===== Provided records

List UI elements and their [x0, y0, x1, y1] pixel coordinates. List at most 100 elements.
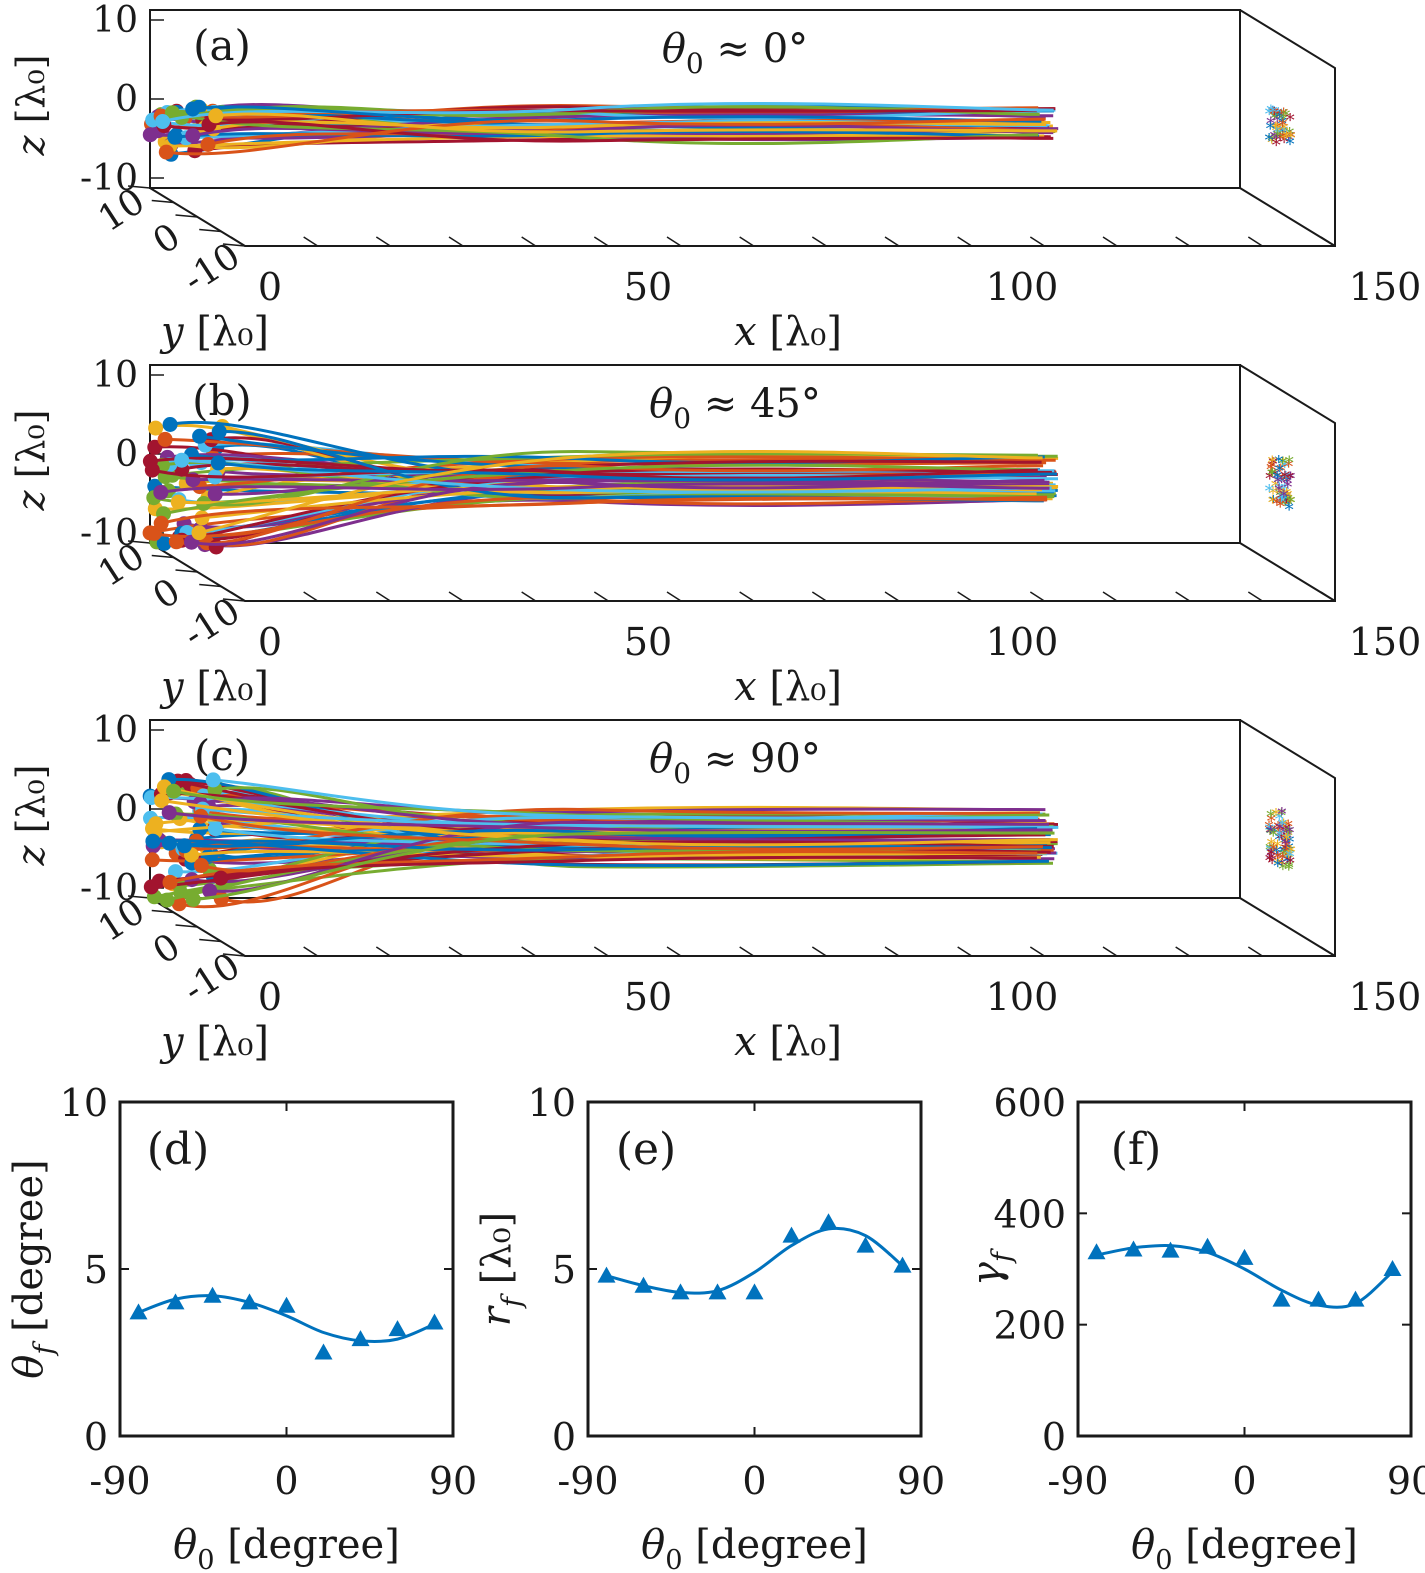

==========
===== Provided records

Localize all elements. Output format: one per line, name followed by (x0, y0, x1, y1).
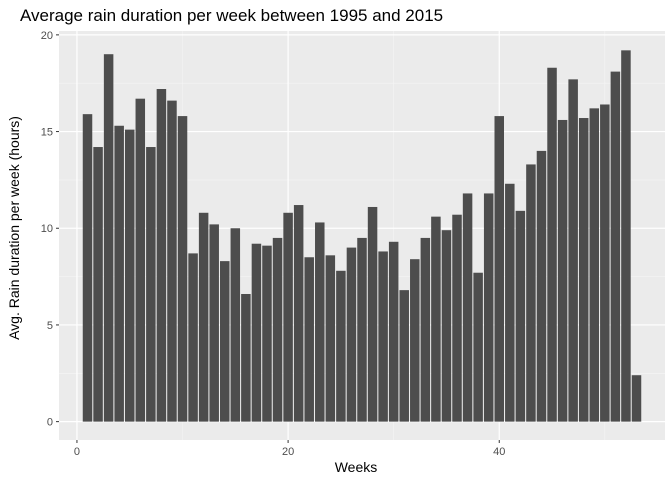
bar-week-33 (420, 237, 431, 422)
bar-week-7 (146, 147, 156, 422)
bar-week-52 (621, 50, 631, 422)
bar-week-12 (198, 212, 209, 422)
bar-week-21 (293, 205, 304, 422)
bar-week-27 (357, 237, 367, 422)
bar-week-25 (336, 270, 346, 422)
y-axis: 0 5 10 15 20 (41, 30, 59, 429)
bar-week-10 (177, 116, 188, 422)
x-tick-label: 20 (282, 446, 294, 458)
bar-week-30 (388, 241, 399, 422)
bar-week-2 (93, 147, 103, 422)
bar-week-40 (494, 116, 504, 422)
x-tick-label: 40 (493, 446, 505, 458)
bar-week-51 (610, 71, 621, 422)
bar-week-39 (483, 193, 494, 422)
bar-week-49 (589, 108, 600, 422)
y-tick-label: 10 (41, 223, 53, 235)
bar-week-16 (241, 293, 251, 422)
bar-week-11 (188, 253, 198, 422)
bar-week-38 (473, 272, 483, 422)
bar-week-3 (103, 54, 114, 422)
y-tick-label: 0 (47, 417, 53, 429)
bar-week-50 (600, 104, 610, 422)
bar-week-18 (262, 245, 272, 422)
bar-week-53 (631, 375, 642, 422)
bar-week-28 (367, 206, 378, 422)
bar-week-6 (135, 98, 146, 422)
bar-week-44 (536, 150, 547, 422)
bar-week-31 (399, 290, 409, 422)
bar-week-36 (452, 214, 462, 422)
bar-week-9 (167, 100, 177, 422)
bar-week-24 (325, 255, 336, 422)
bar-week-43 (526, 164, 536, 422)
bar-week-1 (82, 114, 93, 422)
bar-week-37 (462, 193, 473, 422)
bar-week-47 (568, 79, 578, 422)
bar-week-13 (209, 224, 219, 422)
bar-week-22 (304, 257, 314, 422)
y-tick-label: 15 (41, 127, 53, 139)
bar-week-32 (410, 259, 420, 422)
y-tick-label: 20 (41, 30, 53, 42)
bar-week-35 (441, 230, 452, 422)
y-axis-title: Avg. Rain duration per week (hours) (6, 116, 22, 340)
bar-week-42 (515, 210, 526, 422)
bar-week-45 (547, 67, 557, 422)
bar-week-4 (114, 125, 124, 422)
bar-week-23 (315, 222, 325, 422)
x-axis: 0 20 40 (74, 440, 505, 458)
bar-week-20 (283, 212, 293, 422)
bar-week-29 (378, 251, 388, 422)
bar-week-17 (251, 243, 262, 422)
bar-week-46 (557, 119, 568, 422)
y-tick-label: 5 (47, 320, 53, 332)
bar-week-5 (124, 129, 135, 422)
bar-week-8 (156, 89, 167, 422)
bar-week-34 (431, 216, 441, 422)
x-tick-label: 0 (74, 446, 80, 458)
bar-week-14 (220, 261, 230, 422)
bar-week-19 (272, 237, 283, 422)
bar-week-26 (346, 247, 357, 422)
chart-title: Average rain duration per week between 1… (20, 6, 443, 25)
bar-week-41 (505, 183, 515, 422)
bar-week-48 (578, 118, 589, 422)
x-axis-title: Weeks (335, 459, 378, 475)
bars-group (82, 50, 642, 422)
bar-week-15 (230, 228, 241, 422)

==========

#### Problem to work on:
Starting with the line that contains "Localize all elements." and going on through the line that contains "x-tick-label: 20 (282, 446, 294, 458)", render those lines of the records as a numbered list. Omit any blank lines, and leave the pictures out of your answer.

#### Answer to this task:
1. Localize all elements. Output format: one per line, name followed by (x0, y0, x1, y1).
2. bar-week-33 (420, 237, 431, 422)
3. bar-week-7 (146, 147, 156, 422)
4. bar-week-52 (621, 50, 631, 422)
5. bar-week-12 (198, 212, 209, 422)
6. bar-week-21 (293, 205, 304, 422)
7. bar-week-27 (357, 237, 367, 422)
8. bar-week-25 (336, 270, 346, 422)
9. y-axis: 0 5 10 15 20 (41, 30, 59, 429)
10. bar-week-10 (177, 116, 188, 422)
11. x-tick-label: 20 (282, 446, 294, 458)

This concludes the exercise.